[Stored items from a collection]
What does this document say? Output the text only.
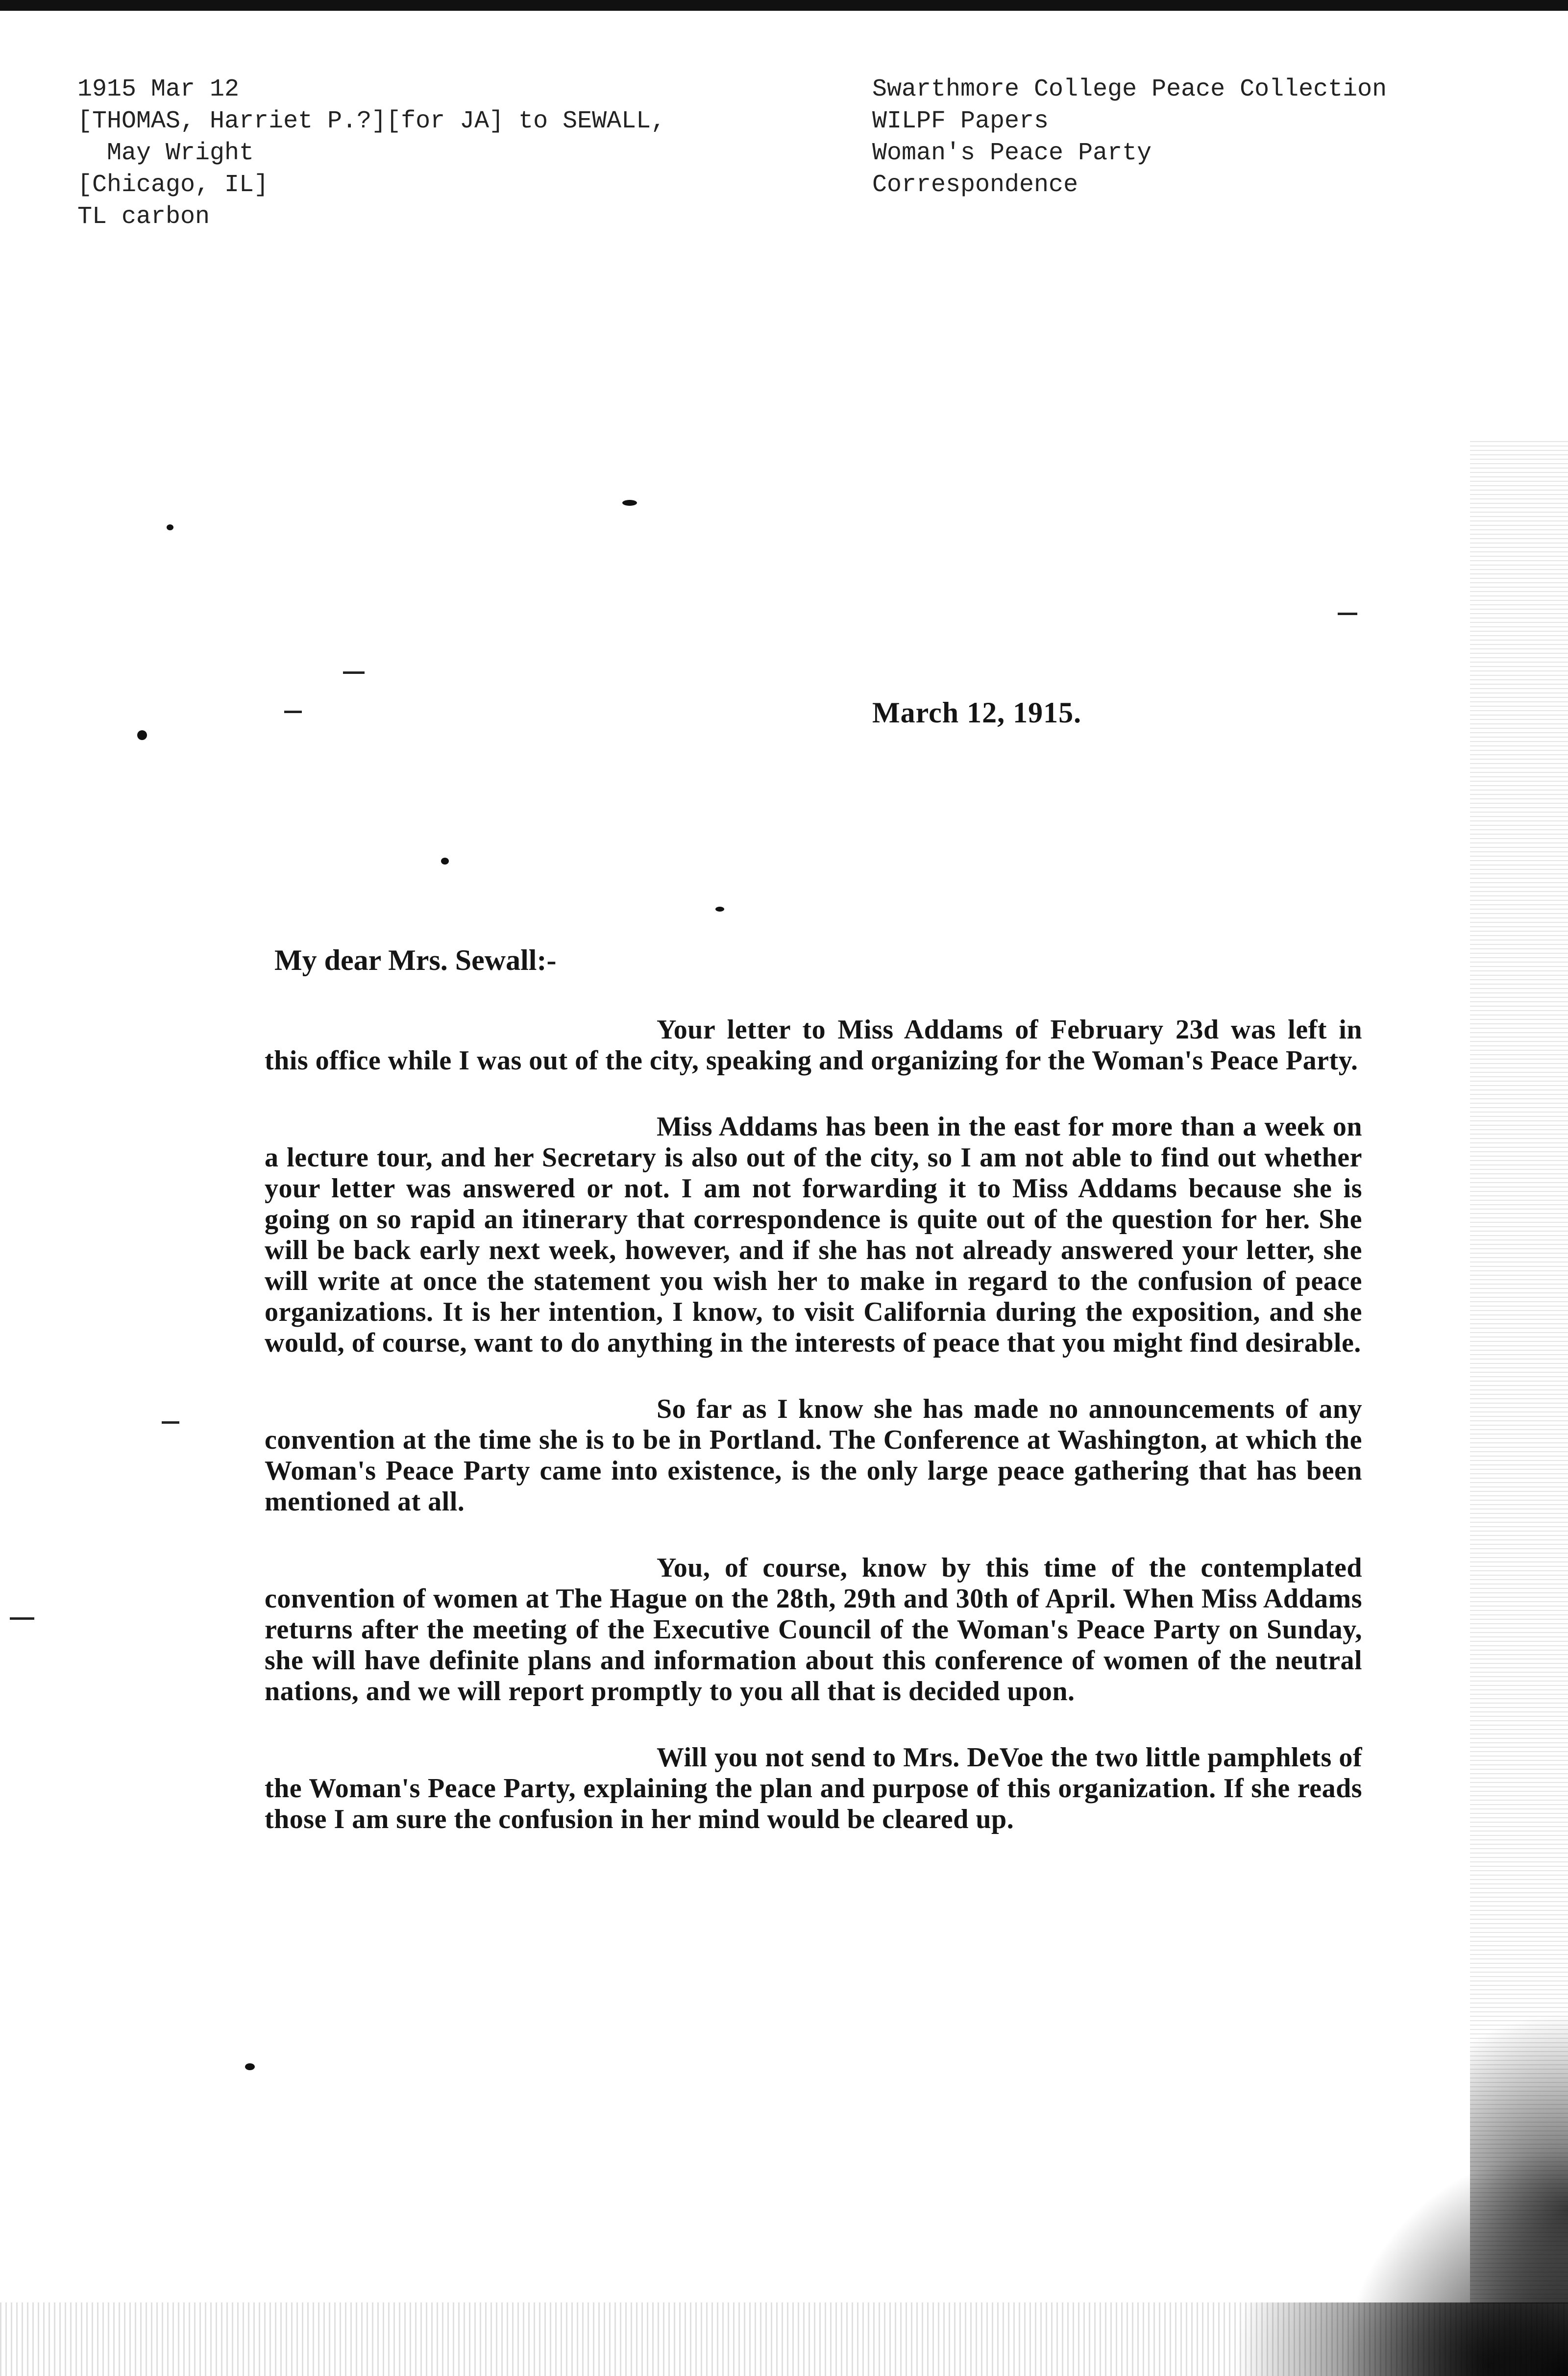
1915 Mar 12
[THOMAS, Harriet P.?][for JA] to SEWALL,
May Wright
[Chicago, IL]
TL carbon
Swarthmore College Peace Collection
WILPF Papers
Woman's Peace Party
Correspondence
March 12, 1915.
My dear Mrs. Sewall:-

Your letter to Miss Addams of February 23d was left in this office while I was out of the city, speaking and organizing for the Woman's Peace Party.

Miss Addams has been in the east for more than a week on a lecture tour, and her Secretary is also out of the city, so I am not able to find out whether your letter was answered or not. I am not forwarding it to Miss Addams because she is going on so rapid an itinerary that correspondence is quite out of the question for her. She will be back early next week, however, and if she has not already answered your letter, she will write at once the statement you wish her to make in regard to the confusion of peace organizations. It is her intention, I know, to visit California during the exposition, and she would, of course, want to do anything in the interests of peace that you might find desirable.

So far as I know she has made no announcements of any convention at the time she is to be in Portland. The Conference at Washington, at which the Woman's Peace Party came into existence, is the only large peace gathering that has been mentioned at all.

You, of course, know by this time of the contemplated convention of women at The Hague on the 28th, 29th and 30th of April. When Miss Addams returns after the meeting of the Executive Council of the Woman's Peace Party on Sunday, she will have definite plans and information about this conference of women of the neutral nations, and we will report promptly to you all that is decided upon.

Will you not send to Mrs. DeVoe the two little pamphlets of the Woman's Peace Party, explaining the plan and purpose of this organization. If she reads those I am sure the confusion in her mind would be cleared up.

- _GIVEN EXERCISE_
Return each line exactly as written. Any picture gets left out.

- _EXPECTED OUTPUT_
What does this document say? Output the text only.
1915 Mar 12
[THOMAS, Harriet P.?][for JA] to SEWALL,
May Wright
[Chicago, IL]
TL carbon
Swarthmore College Peace Collection
WILPF Papers
Woman's Peace Party
Correspondence
March 12, 1915.
My dear Mrs. Sewall:-

Your letter to Miss Addams of February 23d was left in this office while I was out of the city, speaking and organizing for the Woman's Peace Party.

Miss Addams has been in the east for more than a week on a lecture tour, and her Secretary is also out of the city, so I am not able to find out whether your letter was answered or not. I am not forwarding it to Miss Addams because she is going on so rapid an itinerary that correspondence is quite out of the question for her. She will be back early next week, however, and if she has not already answered your letter, she will write at once the statement you wish her to make in regard to the confusion of peace organizations. It is her intention, I know, to visit California during the exposition, and she would, of course, want to do anything in the interests of peace that you might find desirable.

So far as I know she has made no announcements of any convention at the time she is to be in Portland. The Conference at Washington, at which the Woman's Peace Party came into existence, is the only large peace gathering that has been mentioned at all.

You, of course, know by this time of the contemplated convention of women at The Hague on the 28th, 29th and 30th of April. When Miss Addams returns after the meeting of the Executive Council of the Woman's Peace Party on Sunday, she will have definite plans and information about this conference of women of the neutral nations, and we will report promptly to you all that is decided upon.

Will you not send to Mrs. DeVoe the two little pamphlets of the Woman's Peace Party, explaining the plan and purpose of this organization. If she reads those I am sure the confusion in her mind would be cleared up.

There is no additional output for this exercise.